(Stored records)
BEGIN

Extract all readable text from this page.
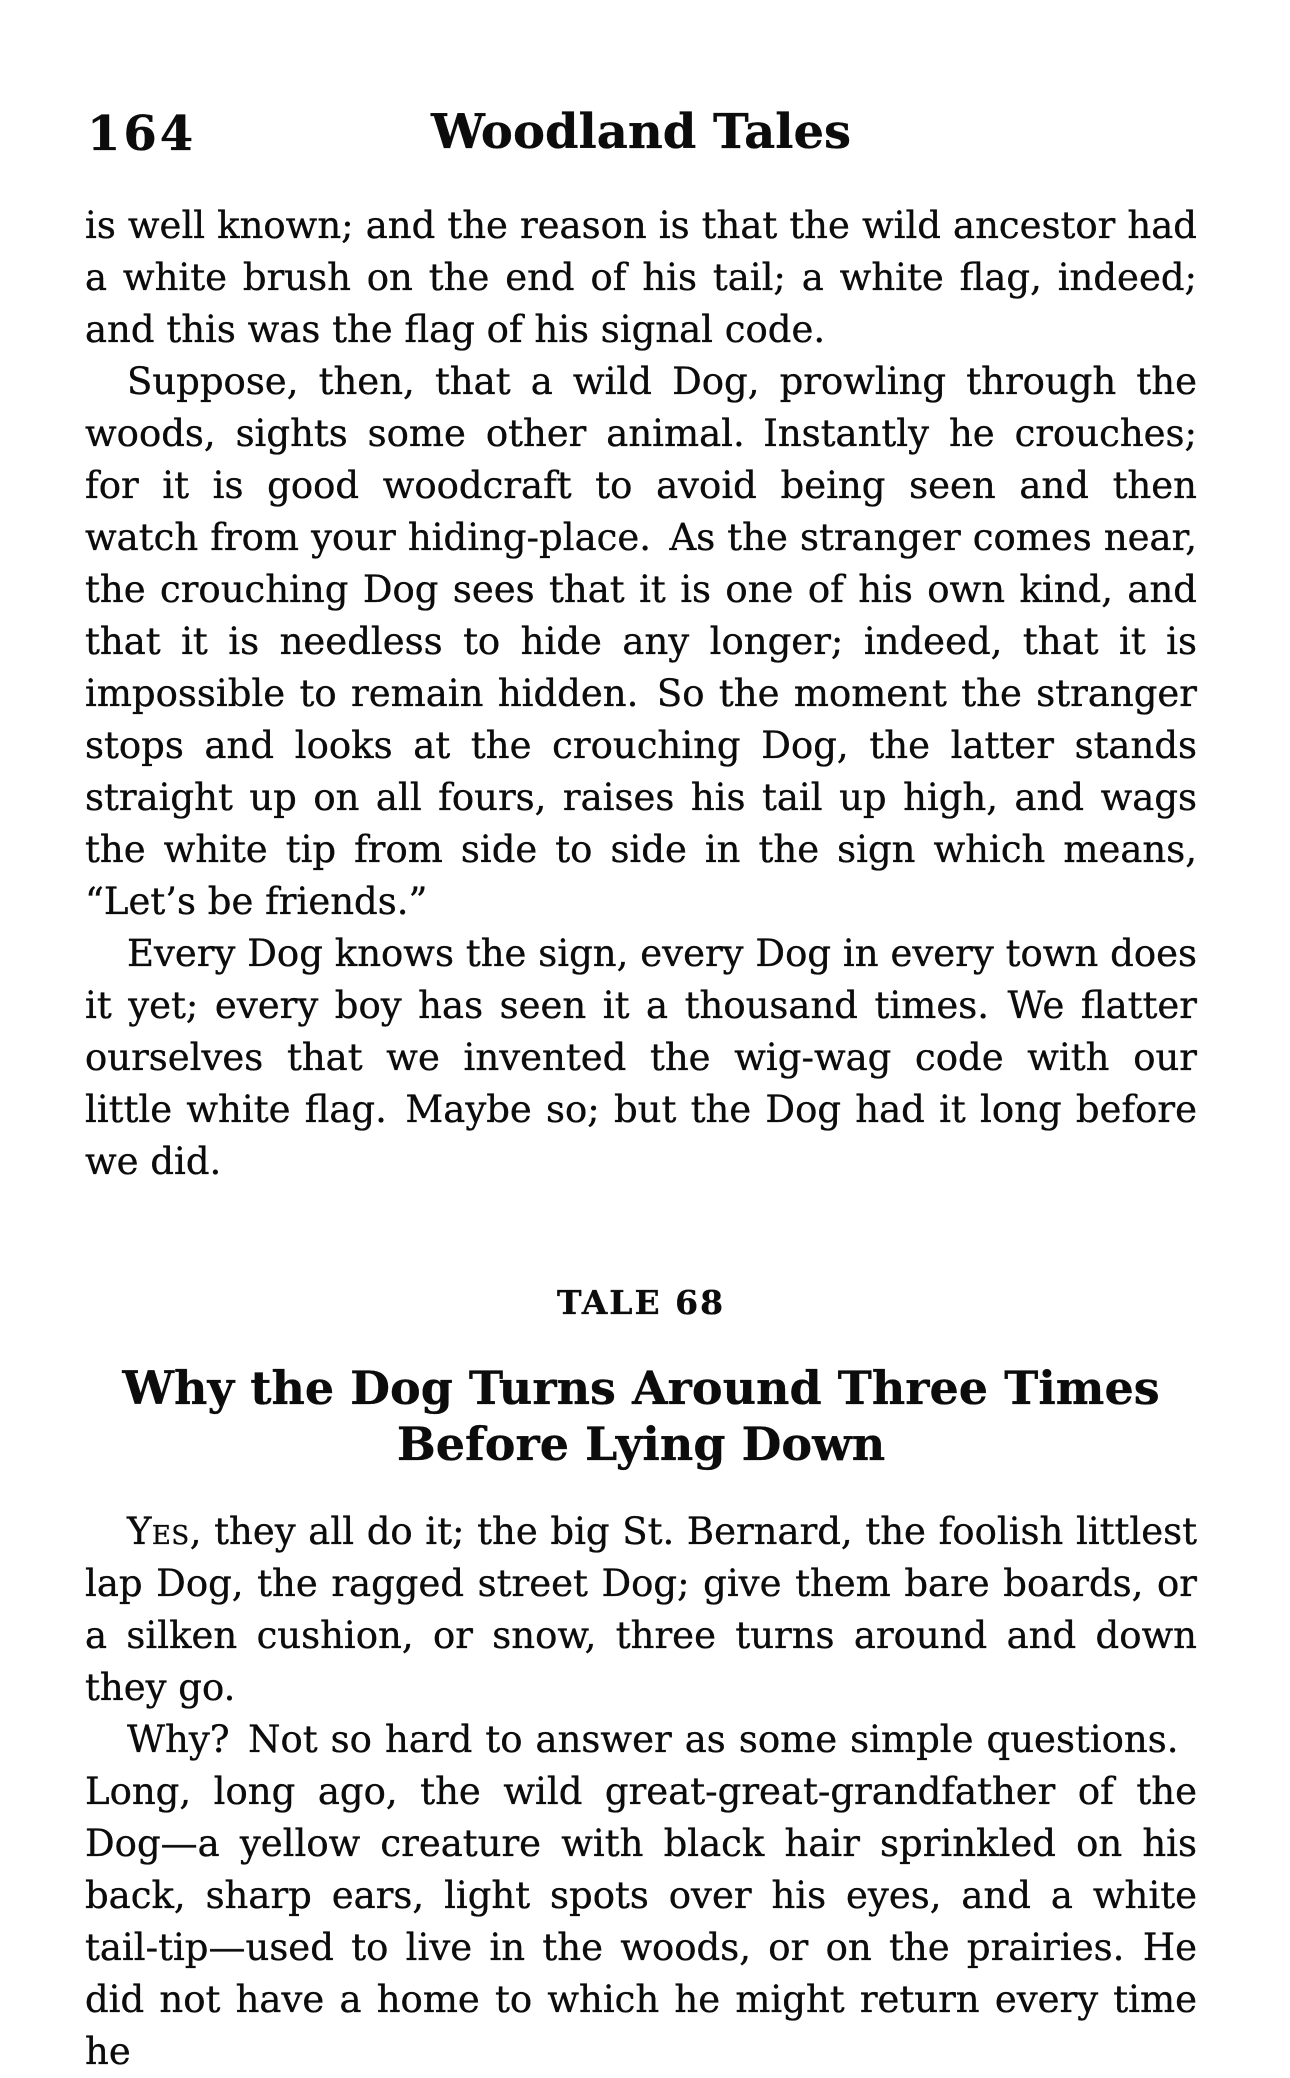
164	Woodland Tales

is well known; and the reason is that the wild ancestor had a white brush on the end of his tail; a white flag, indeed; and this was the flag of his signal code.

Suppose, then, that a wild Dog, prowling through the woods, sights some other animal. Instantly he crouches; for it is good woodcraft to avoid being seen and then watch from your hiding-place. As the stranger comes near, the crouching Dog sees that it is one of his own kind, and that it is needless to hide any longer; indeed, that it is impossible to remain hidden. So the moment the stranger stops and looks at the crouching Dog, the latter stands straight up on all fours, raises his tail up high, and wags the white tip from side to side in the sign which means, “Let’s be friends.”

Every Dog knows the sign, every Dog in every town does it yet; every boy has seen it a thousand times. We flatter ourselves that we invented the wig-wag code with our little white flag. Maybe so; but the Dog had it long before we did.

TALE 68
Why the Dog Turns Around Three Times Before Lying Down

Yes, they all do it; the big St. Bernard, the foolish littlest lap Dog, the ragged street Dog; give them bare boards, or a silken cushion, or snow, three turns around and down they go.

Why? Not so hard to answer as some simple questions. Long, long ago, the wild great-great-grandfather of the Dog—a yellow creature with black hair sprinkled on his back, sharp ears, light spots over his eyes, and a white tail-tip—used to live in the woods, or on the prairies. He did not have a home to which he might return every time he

END

Count up the lines in the listing that hold the word "this", and give that number only.

### EXPECTED ANSWER
2